Written request: Identify each line below that contains the word "right", and copy it out.

## START Dataset records

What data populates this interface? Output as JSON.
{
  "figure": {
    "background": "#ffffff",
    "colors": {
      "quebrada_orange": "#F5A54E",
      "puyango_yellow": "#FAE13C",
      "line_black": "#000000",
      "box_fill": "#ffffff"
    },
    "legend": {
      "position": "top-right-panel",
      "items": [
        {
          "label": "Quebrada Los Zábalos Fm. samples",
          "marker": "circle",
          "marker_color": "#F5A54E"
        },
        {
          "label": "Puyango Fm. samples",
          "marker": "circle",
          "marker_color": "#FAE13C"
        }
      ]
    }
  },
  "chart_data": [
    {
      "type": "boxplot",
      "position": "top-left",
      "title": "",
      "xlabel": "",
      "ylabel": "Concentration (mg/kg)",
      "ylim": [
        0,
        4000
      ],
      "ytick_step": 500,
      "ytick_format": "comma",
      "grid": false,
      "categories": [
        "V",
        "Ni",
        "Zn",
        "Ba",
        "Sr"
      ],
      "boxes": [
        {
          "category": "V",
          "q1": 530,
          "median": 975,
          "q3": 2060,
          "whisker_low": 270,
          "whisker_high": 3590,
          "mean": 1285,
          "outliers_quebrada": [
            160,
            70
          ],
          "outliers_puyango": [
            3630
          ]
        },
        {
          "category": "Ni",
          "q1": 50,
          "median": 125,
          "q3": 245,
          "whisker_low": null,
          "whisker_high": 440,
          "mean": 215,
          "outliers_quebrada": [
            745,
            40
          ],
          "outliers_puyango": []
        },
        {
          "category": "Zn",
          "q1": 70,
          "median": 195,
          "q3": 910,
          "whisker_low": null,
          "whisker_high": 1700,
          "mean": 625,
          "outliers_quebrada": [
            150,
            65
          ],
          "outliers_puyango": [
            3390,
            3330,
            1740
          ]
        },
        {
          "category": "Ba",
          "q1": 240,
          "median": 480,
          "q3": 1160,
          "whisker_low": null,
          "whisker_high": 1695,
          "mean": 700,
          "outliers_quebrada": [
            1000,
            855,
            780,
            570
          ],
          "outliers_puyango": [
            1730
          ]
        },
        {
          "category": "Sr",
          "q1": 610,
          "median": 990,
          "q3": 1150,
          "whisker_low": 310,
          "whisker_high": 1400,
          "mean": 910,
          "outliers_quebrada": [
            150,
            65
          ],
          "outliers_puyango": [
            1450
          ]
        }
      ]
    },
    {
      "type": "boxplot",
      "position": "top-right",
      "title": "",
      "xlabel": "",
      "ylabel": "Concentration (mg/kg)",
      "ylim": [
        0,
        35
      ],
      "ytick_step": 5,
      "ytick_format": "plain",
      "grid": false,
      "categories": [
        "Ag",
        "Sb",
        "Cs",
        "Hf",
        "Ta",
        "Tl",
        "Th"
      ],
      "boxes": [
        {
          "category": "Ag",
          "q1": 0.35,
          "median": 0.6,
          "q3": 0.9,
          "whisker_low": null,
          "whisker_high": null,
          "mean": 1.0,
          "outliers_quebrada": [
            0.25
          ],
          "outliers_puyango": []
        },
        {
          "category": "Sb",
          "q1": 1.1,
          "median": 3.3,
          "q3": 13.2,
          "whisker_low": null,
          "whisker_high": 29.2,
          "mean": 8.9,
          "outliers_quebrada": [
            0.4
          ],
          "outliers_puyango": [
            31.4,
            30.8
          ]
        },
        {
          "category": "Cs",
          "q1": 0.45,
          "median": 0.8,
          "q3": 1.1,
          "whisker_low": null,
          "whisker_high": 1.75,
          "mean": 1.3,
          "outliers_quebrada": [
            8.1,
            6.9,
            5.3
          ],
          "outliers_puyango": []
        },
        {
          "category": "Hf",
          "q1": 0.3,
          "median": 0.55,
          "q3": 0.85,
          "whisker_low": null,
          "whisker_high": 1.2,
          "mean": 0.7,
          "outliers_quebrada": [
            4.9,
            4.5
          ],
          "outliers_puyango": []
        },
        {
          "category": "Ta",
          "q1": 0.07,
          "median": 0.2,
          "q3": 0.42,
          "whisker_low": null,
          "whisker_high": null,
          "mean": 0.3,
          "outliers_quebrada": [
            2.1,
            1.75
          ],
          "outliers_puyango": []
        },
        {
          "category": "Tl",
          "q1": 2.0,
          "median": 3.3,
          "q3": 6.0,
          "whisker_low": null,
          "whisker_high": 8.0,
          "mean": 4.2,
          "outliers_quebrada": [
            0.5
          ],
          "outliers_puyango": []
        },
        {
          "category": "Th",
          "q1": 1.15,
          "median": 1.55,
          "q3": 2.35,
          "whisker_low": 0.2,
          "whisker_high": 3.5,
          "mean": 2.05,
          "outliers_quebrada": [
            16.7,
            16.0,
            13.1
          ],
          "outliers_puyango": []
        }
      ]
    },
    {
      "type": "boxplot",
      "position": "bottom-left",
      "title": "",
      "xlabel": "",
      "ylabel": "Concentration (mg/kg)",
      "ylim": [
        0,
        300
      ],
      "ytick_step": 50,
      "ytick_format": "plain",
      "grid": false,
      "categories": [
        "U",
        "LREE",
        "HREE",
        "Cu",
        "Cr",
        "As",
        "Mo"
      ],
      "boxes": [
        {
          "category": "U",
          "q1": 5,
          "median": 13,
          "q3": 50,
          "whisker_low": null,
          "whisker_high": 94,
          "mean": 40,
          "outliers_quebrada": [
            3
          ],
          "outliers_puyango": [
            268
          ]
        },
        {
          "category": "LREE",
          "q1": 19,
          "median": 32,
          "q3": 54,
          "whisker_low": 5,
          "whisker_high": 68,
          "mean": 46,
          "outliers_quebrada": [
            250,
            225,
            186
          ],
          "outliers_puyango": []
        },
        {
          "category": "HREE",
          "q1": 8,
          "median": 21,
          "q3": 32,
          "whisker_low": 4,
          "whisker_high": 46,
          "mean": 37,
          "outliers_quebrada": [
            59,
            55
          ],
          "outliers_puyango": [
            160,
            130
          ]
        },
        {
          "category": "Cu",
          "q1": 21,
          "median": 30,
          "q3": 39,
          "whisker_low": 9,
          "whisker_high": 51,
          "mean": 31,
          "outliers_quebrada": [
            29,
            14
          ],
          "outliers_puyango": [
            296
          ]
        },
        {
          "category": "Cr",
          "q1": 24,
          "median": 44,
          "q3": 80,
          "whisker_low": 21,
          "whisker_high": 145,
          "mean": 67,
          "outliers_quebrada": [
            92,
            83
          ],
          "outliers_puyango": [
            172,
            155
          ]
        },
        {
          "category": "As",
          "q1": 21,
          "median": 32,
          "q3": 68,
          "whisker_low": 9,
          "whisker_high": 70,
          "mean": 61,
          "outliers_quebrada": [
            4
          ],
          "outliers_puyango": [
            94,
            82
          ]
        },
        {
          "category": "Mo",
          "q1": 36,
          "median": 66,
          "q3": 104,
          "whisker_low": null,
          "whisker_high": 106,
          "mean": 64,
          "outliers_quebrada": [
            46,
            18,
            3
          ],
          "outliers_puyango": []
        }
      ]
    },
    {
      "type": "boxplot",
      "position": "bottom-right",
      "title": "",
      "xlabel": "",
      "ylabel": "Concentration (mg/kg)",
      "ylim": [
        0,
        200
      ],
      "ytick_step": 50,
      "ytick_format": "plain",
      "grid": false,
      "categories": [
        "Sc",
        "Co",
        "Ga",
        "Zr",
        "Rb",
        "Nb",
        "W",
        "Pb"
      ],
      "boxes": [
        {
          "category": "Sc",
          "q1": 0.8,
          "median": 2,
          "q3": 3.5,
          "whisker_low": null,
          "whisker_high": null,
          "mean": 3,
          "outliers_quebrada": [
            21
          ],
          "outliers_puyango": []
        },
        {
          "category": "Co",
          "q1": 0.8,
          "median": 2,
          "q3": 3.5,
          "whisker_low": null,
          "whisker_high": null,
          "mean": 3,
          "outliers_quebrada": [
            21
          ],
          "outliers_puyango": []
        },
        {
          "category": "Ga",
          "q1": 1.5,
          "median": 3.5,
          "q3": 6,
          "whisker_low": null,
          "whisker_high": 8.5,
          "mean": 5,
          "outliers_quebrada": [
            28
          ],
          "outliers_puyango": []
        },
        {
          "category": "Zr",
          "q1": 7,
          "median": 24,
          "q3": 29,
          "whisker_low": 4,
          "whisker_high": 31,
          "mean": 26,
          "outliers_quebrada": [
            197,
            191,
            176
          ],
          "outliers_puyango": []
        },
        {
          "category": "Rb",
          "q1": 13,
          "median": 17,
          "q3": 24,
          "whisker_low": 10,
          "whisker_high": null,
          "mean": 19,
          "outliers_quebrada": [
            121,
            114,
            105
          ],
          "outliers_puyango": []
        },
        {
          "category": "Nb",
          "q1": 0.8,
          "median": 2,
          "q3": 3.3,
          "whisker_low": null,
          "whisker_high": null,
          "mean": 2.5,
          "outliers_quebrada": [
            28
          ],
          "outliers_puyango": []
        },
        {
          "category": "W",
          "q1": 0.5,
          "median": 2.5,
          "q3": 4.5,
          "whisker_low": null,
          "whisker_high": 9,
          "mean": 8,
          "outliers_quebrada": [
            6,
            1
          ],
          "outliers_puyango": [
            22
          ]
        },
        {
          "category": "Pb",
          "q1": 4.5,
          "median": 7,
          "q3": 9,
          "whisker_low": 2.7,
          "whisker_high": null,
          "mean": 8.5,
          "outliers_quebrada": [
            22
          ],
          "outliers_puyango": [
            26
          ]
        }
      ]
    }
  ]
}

## END Dataset records

Answer below:
      "position": "top-right-panel",
      "position": "top-right",
      "position": "bottom-right",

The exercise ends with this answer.